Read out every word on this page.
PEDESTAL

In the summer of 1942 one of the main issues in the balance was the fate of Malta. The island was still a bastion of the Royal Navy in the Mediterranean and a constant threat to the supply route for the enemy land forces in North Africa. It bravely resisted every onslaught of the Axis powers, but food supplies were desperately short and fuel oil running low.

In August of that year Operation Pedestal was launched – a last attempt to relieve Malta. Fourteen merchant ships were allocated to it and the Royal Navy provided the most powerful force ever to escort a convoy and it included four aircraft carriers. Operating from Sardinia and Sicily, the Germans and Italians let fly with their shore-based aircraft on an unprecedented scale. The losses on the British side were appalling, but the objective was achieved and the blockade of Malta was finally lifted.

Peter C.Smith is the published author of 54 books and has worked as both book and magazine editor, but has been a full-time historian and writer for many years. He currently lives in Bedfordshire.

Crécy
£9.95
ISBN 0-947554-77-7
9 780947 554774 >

====================

● SHORT PROBLEM
Locate all lines in the listing above with the word "every". Copy them.

● EXERCISE SOLUTION
Read out every word on this page.
In the summer of 1942 one of the main issues in the balance was the fate of Malta. The island was still a bastion of the Royal Navy in the Mediterranean and a constant threat to the supply route for the enemy land forces in North Africa. It bravely resisted every onslaught of the Axis powers, but food supplies were desperately short and fuel oil running low.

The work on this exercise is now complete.